>> START DATASET EXTRACT
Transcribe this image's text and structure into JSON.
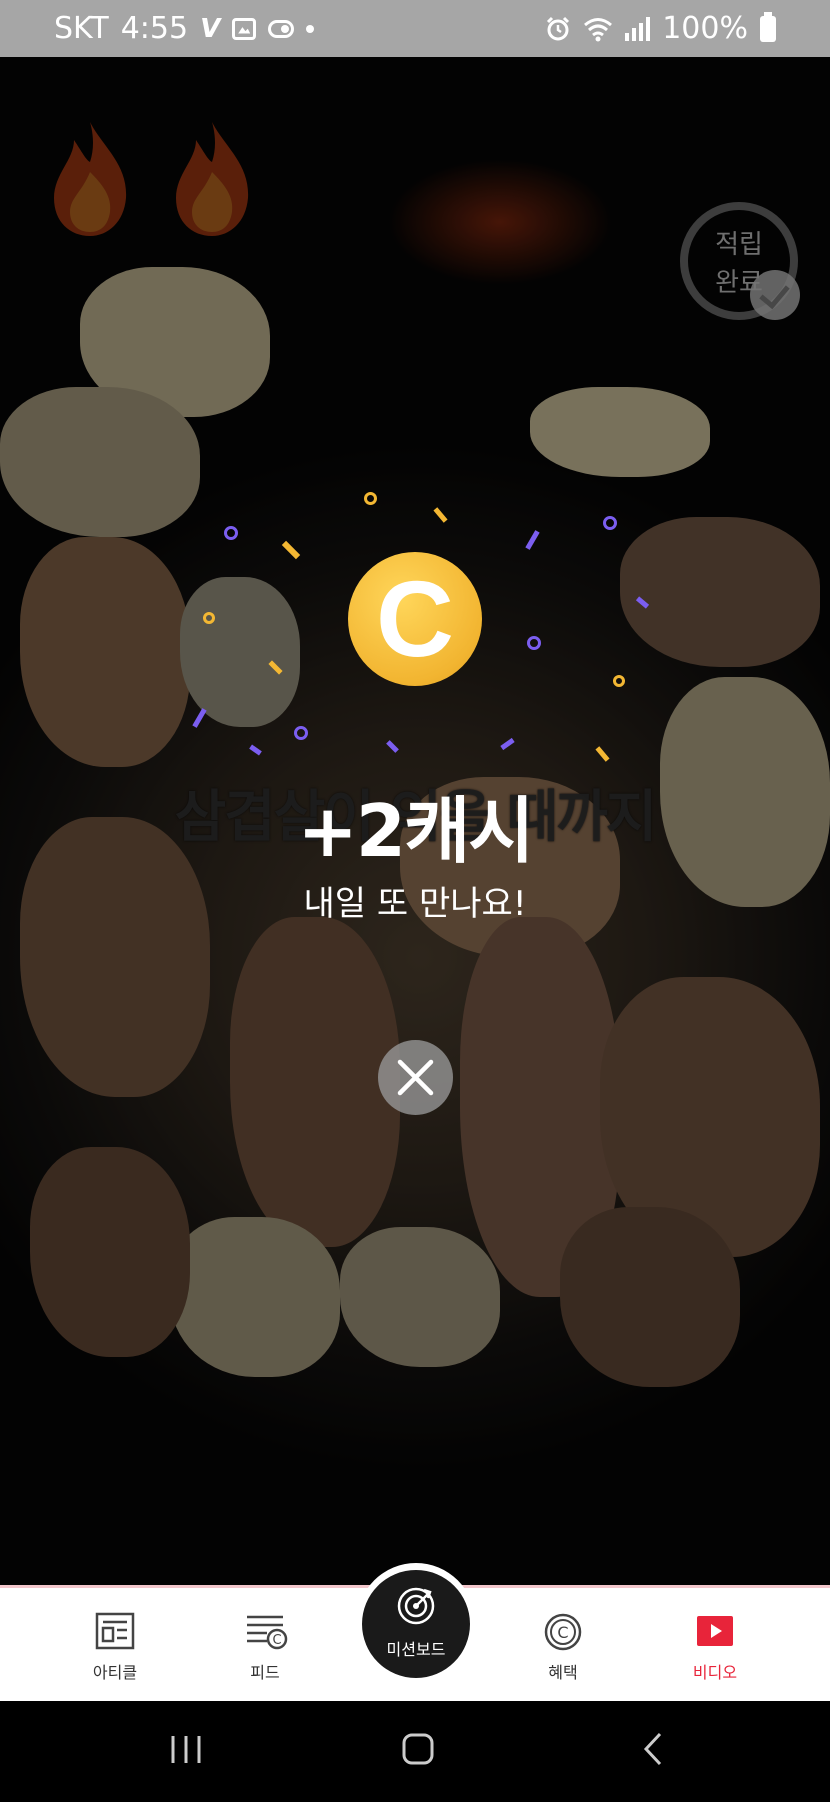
{
  "status_bar": {
    "carrier": "SKT",
    "time": "4:55",
    "battery": "100%",
    "left_icons": [
      "v-app-icon",
      "gallery-icon",
      "toggle-icon",
      "dot-icon"
    ],
    "right_icons": [
      "alarm-icon",
      "wifi-icon",
      "signal-icon",
      "battery-icon"
    ]
  },
  "video": {
    "caption": "삼겹살이 익을 때까지",
    "badge_text": "적립\n완료"
  },
  "reward": {
    "amount": "+2캐시",
    "message": "내일 또 만나요!",
    "coin_letter": "C"
  },
  "bottom_nav": {
    "items": [
      {
        "label": "아티클",
        "icon": "article-icon"
      },
      {
        "label": "피드",
        "icon": "feed-icon"
      },
      {
        "label": "미션보드",
        "icon": "target-icon"
      },
      {
        "label": "혜택",
        "icon": "cash-coin-icon"
      },
      {
        "label": "비디오",
        "icon": "video-play-icon"
      }
    ],
    "active": "비디오",
    "active_color": "#e8243a"
  },
  "colors": {
    "coin": "#f2b531",
    "confetti_purple": "#7b5ef0",
    "confetti_yellow": "#f3b733"
  }
}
>> END DATASET EXTRACT
◆ WHAT IS REQUIRED: Using the listing above, list every line in which the string "label" occurs.

◆ ANSWER TO THIS PROBLEM:
        "label": "아티클",
        "label": "피드",
        "label": "미션보드",
        "label": "혜택",
        "label": "비디오",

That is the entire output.